Objetivo del ejercicio: Según el texto sobre Zorrozaurre, ¿cuántos pisos se prevé edificar en la futura isla?

Texto de lectura:
El debate sobre Zorrozaurre sigue vivo, aunque ayer se cerró un capítulo en el Consejo de Distrito de Deusto. Los responsables de este organismo trasladarán al Ayuntamiento de Bilbao las propuestas de trece asociaciones del entorno sobre la regeneración urbanística de la zona, en las que se refleja una demanda generalizada de equipamientos y zonas verdes. También abordan temas más polémicos como los rellenos del canal y la política de vivienda. Varios colectivos consideran «excesiva» la previsión de edificar 5.500 pisos en la futura isla, que es un aspecto sustancial del proyecto y juega un papel clave en su financiación.
El plan especial, que quedó en suspenso hace unos meses para alcanzar el mayor consenso posible, deberá resolver al detalle todas estas cuestiones. Conscientes de que el proceso es largo, varias asociaciones se han unido para reclamar que la rehabilitación de las viviendas de la ribera de Deusto se aborde «con urgencia» y antes que el resto de las actuaciones. Los 47 edificios del barrio presentan problemas estructurales, y ninguno tiene ascensor ni garaje. Los vecinos -en el barrio residen unas 400 personas- exigen que se acabe cuanto antes «con más de 30 años de abandono y deterioro que no podemos soportar por más tiempo».
El Ayuntamiento siempre ha ligado la reforma de las viviendas al plan especial que definirá toda la zona, pero los vecinos piden que se tramite de forma separada, como ha ocurrido con la clínica del Igualatorio o la nueva sede de Idom, para ganar tiempo. La presidenta del Consejo de Distrito, la concejala Marta Ajuria, afirmó que todavía no hay fecha para la aprobación inicial del plan urbanístico, que irá seguida de un periodo de alegaciones.

Datos proporcionados:
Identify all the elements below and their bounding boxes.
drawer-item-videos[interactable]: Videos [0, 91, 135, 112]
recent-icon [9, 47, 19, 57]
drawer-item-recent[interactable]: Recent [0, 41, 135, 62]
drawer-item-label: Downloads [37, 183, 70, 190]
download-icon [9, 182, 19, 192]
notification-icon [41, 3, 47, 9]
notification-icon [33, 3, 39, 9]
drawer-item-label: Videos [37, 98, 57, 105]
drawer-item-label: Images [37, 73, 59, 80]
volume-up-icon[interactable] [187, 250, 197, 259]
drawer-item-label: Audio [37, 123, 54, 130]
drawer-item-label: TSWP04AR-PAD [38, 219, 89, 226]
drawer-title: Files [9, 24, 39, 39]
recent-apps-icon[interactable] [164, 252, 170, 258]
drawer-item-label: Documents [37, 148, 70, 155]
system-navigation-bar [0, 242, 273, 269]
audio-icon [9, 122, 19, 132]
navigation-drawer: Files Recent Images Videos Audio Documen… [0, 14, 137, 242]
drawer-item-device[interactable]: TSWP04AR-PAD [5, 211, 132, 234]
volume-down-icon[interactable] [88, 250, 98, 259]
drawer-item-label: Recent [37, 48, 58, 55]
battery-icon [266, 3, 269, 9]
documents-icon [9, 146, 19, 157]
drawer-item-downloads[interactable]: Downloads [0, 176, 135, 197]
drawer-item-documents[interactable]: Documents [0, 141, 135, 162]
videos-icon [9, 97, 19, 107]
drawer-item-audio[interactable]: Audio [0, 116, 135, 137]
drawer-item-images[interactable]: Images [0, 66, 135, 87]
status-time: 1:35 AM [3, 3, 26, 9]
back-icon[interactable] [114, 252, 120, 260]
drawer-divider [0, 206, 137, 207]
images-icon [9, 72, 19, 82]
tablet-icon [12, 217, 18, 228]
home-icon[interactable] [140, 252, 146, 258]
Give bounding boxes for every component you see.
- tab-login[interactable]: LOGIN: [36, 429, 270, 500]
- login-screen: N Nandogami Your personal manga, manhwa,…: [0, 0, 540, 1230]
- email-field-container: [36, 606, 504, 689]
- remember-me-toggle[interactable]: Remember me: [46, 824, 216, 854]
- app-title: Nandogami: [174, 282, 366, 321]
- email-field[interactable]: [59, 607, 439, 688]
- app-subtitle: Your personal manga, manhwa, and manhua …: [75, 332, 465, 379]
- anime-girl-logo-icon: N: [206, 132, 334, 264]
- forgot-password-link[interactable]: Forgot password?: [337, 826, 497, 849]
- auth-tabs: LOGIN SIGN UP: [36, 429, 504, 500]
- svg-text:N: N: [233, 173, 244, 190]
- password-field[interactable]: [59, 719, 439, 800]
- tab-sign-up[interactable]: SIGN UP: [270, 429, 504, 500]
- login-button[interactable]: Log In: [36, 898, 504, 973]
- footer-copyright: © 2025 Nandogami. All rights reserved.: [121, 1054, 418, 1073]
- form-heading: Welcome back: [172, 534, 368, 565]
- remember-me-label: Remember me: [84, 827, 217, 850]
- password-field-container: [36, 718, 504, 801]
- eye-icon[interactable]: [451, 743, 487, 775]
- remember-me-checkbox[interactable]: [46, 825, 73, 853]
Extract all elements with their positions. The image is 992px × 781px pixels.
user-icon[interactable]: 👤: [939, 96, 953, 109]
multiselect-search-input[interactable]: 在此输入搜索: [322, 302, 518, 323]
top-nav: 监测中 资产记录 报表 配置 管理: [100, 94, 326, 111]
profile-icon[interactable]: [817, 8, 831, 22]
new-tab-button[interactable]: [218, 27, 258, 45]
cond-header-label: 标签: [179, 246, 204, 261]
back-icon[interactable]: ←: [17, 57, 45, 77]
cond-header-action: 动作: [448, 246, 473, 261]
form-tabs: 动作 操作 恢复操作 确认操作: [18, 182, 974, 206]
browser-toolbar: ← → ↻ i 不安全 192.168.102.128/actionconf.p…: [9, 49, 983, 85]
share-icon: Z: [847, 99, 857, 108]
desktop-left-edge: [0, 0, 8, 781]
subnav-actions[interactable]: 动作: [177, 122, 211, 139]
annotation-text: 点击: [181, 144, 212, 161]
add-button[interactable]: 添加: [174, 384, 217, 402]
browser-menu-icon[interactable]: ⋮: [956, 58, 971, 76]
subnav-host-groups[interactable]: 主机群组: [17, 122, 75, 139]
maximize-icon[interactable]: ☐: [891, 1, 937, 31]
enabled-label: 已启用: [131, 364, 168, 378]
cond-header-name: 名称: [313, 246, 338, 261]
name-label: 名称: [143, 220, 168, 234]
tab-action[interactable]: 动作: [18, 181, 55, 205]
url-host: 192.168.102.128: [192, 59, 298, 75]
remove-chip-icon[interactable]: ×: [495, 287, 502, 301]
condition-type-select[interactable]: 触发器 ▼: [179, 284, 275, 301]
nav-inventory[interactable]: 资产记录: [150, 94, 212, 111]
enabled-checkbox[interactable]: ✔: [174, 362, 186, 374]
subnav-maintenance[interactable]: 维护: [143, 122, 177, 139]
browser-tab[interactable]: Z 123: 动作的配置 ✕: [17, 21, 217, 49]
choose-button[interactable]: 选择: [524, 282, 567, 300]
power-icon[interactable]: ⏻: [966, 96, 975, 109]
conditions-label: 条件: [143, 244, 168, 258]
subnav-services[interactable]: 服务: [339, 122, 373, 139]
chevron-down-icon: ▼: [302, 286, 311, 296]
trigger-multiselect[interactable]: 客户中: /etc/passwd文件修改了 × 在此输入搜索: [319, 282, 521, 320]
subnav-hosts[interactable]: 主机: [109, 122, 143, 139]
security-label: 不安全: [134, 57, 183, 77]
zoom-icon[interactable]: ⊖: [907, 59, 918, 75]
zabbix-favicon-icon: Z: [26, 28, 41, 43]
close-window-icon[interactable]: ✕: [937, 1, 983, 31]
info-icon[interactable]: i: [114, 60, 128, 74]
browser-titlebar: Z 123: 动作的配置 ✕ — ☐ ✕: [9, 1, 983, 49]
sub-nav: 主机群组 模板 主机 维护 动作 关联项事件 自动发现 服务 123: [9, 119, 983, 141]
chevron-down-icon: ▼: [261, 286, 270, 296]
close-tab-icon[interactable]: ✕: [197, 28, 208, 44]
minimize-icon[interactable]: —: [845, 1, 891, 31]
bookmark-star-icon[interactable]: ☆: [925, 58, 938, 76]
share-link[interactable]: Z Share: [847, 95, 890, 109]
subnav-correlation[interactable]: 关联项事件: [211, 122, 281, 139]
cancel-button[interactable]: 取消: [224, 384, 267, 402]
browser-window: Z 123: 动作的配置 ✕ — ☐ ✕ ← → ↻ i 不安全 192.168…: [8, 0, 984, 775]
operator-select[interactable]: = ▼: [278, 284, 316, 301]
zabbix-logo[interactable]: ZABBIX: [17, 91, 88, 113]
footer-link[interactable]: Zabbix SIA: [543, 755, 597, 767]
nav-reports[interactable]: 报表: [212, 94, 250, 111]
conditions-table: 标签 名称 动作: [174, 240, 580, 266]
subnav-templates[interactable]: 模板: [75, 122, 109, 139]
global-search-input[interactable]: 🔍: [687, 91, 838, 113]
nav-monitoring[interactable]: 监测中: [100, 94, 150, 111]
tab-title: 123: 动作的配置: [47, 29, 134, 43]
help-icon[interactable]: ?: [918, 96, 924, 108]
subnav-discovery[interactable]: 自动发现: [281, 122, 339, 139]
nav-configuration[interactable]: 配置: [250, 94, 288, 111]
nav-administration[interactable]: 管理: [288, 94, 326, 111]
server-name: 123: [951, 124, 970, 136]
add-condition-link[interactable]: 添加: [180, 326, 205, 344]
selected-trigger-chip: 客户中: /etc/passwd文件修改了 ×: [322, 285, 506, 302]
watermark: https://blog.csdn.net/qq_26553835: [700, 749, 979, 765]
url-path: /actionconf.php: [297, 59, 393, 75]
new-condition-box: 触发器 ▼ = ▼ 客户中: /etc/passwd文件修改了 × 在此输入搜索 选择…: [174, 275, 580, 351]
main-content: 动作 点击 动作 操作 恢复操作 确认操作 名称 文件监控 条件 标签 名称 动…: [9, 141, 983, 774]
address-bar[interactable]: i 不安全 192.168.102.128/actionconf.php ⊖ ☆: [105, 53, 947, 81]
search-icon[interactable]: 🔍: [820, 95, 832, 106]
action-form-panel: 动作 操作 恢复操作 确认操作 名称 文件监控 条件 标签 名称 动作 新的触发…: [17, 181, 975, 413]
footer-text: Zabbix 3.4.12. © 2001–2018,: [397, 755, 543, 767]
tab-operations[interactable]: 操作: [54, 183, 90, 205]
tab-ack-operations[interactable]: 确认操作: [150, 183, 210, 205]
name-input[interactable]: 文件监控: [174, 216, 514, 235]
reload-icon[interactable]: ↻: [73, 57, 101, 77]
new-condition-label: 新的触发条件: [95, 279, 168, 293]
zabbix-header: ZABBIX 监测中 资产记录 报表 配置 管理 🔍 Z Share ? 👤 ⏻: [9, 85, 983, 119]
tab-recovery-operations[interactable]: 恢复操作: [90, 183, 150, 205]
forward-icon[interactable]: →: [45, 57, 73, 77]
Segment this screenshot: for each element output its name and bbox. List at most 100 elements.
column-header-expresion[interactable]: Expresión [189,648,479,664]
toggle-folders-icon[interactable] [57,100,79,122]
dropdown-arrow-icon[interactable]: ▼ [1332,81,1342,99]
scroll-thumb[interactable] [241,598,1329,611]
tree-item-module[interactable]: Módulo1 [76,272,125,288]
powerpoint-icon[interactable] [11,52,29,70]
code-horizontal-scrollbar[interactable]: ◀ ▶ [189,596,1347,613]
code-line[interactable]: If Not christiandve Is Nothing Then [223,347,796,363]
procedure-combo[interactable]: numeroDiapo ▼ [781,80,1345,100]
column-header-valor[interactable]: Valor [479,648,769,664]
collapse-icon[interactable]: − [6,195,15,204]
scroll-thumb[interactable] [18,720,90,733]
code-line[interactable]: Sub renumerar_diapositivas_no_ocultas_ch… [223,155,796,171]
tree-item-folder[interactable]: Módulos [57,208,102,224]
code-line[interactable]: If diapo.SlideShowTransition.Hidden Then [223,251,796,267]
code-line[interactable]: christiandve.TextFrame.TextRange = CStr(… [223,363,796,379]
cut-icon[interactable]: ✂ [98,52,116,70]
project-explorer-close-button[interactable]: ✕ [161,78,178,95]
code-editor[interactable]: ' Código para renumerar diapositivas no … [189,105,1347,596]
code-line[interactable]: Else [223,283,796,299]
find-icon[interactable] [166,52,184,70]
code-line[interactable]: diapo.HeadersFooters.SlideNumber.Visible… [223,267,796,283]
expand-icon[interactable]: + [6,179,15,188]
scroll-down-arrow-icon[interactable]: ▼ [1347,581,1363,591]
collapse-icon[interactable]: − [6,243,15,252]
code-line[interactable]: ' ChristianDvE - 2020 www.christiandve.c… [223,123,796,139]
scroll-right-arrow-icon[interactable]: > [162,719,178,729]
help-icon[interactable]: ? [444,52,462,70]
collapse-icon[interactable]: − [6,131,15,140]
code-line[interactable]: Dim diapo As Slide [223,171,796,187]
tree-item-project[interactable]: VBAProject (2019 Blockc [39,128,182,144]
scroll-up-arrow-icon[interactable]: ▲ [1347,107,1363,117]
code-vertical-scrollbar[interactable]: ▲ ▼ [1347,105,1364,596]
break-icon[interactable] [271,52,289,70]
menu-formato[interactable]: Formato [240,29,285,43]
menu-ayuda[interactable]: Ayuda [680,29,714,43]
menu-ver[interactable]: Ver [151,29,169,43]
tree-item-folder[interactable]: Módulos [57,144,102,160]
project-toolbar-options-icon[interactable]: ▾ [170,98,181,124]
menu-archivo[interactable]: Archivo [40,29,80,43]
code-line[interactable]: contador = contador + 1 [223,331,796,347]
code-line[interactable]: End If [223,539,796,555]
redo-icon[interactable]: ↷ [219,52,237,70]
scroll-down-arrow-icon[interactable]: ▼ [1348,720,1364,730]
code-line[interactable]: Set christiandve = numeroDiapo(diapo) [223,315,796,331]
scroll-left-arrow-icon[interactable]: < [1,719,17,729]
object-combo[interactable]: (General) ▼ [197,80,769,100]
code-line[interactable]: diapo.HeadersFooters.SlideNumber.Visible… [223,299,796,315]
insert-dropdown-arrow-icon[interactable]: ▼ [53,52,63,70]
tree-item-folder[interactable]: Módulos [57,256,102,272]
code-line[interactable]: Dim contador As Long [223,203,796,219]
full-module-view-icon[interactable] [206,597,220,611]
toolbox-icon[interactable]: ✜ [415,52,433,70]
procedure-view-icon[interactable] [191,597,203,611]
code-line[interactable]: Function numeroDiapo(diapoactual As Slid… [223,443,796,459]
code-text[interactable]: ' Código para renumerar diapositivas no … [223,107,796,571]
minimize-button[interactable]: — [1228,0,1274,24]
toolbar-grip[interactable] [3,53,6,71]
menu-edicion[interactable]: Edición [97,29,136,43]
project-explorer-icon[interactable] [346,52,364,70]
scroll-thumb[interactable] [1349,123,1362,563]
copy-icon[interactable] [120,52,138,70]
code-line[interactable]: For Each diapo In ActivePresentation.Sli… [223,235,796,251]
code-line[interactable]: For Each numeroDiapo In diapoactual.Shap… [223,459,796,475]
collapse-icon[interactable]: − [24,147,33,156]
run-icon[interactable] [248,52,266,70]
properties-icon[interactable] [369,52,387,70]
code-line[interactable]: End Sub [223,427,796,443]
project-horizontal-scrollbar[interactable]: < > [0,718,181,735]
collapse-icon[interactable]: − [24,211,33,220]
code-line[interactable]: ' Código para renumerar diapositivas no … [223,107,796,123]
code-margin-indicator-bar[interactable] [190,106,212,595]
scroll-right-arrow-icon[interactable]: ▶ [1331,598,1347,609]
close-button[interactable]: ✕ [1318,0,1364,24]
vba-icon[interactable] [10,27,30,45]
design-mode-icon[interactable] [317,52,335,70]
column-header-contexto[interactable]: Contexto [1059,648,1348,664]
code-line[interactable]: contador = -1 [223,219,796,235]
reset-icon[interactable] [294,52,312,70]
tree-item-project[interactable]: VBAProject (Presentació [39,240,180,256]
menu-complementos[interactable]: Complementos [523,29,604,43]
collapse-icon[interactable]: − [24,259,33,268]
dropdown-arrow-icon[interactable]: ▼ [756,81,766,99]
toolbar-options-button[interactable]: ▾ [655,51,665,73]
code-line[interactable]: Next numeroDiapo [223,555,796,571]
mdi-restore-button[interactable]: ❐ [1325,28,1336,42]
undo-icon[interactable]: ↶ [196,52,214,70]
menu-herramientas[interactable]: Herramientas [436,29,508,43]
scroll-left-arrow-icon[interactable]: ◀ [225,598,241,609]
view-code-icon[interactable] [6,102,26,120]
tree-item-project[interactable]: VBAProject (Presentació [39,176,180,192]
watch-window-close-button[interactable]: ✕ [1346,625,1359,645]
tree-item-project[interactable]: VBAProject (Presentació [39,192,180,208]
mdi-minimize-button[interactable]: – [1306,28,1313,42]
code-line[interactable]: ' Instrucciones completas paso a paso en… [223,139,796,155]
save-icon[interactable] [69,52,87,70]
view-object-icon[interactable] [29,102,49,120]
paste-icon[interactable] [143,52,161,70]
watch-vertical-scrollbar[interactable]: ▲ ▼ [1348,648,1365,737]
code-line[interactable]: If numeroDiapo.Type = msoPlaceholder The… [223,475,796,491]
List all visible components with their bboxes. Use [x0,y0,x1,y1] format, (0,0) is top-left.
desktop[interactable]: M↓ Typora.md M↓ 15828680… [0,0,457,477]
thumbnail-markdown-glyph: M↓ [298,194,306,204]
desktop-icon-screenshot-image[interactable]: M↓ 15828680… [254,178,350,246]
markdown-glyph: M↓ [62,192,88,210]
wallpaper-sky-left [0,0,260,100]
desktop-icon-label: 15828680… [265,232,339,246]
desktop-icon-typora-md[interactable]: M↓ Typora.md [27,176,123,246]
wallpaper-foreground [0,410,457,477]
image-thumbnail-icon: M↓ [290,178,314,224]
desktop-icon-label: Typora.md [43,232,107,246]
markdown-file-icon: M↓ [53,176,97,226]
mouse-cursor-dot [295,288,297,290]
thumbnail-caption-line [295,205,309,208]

Resultado del ejercicio: 5.500 pisos.